'''
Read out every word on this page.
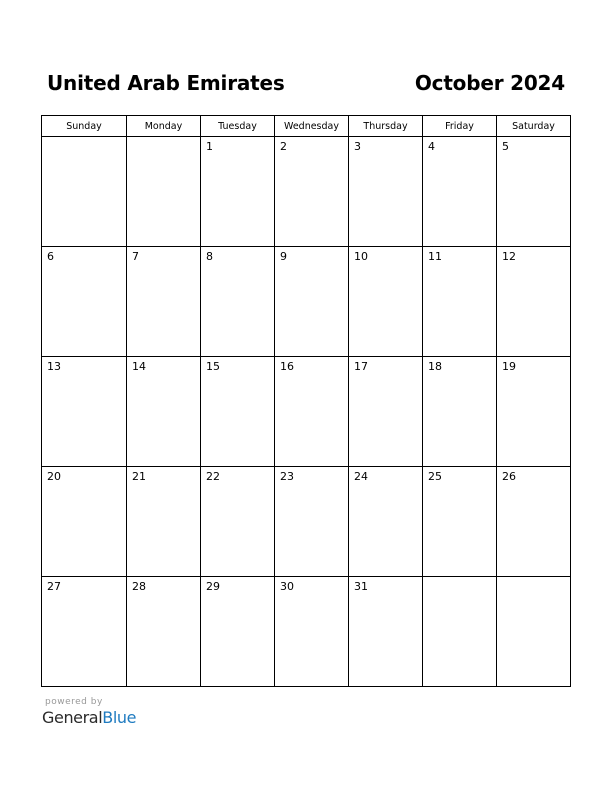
United Arab Emirates	October 2024
Sunday	Monday	Tuesday	Wednesday	Thursday	Friday	Saturday

		1	2	3	4	5

6	7	8	9	10	11	12

13	14	15	16	17	18	19

20	21	22	23	24	25	26

27	28	29	30	31		

powered by
GeneralBlue
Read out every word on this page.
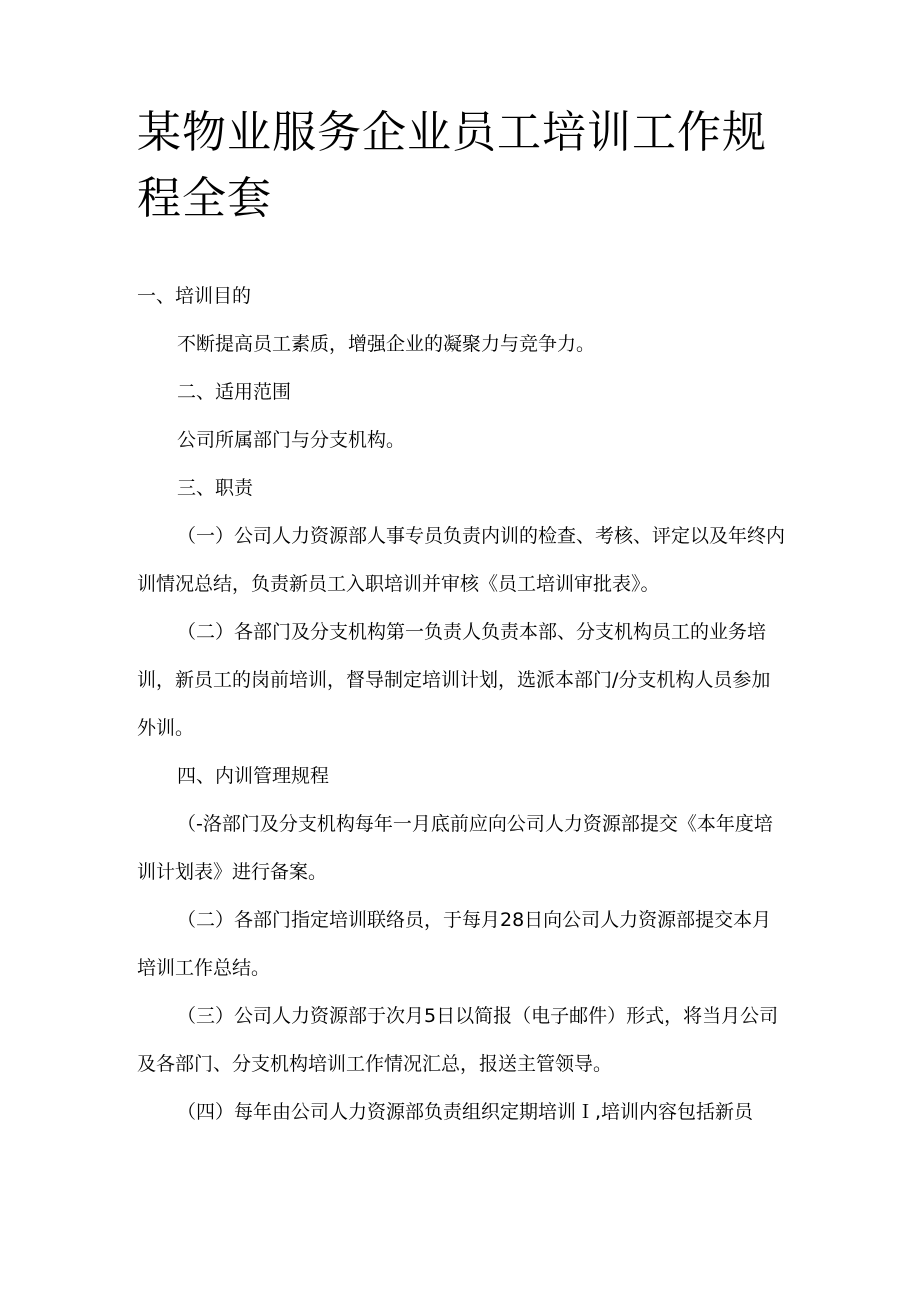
某物业服务企业员工培训工作规程全套

一、培训目的

不断提高员工素质，增强企业的凝聚力与竞争力。

二、适用范围

公司所属部门与分支机构。

三、职责

（一）公司人力资源部人事专员负责内训的检查、考核、评定以及年终内训情况总结，负责新员工入职培训并审核《员工培训审批表》。

（二）各部门及分支机构第一负责人负责本部、分支机构员工的业务培训，新员工的岗前培训，督导制定培训计划，选派本部门/分支机构人员参加外训。

四、内训管理规程

（-洛部门及分支机构每年一月底前应向公司人力资源部提交《本年度培训计划表》进行备案。

（二）各部门指定培训联络员，于每月28日向公司人力资源部提交本月培训工作总结。

（三）公司人力资源部于次月5日以简报（电子邮件）形式，将当月公司及各部门、分支机构培训工作情况汇总，报送主管领导。

（四）每年由公司人力资源部负责组织定期培训Ｉ,培训内容包括新员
'''
» **STATED TASK**: Output all of the entries verbatim, leaving out any images.

» **RESULT FOR THIS EXERCISE**:
Read out every word on this page.
United Arab Emirates	October 2024
Sunday	Monday	Tuesday	Wednesday	Thursday	Friday	Saturday

		1	2	3	4	5

6	7	8	9	10	11	12

13	14	15	16	17	18	19

20	21	22	23	24	25	26

27	28	29	30	31		

powered by
GeneralBlue
Read out every word on this page.
某物业服务企业员工培训工作规程全套

一、培训目的

不断提高员工素质，增强企业的凝聚力与竞争力。

二、适用范围

公司所属部门与分支机构。

三、职责

（一）公司人力资源部人事专员负责内训的检查、考核、评定以及年终内训情况总结，负责新员工入职培训并审核《员工培训审批表》。

（二）各部门及分支机构第一负责人负责本部、分支机构员工的业务培训，新员工的岗前培训，督导制定培训计划，选派本部门/分支机构人员参加外训。

四、内训管理规程

（-洛部门及分支机构每年一月底前应向公司人力资源部提交《本年度培训计划表》进行备案。

（二）各部门指定培训联络员，于每月28日向公司人力资源部提交本月培训工作总结。

（三）公司人力资源部于次月5日以简报（电子邮件）形式，将当月公司及各部门、分支机构培训工作情况汇总，报送主管领导。

（四）每年由公司人力资源部负责组织定期培训Ｉ,培训内容包括新员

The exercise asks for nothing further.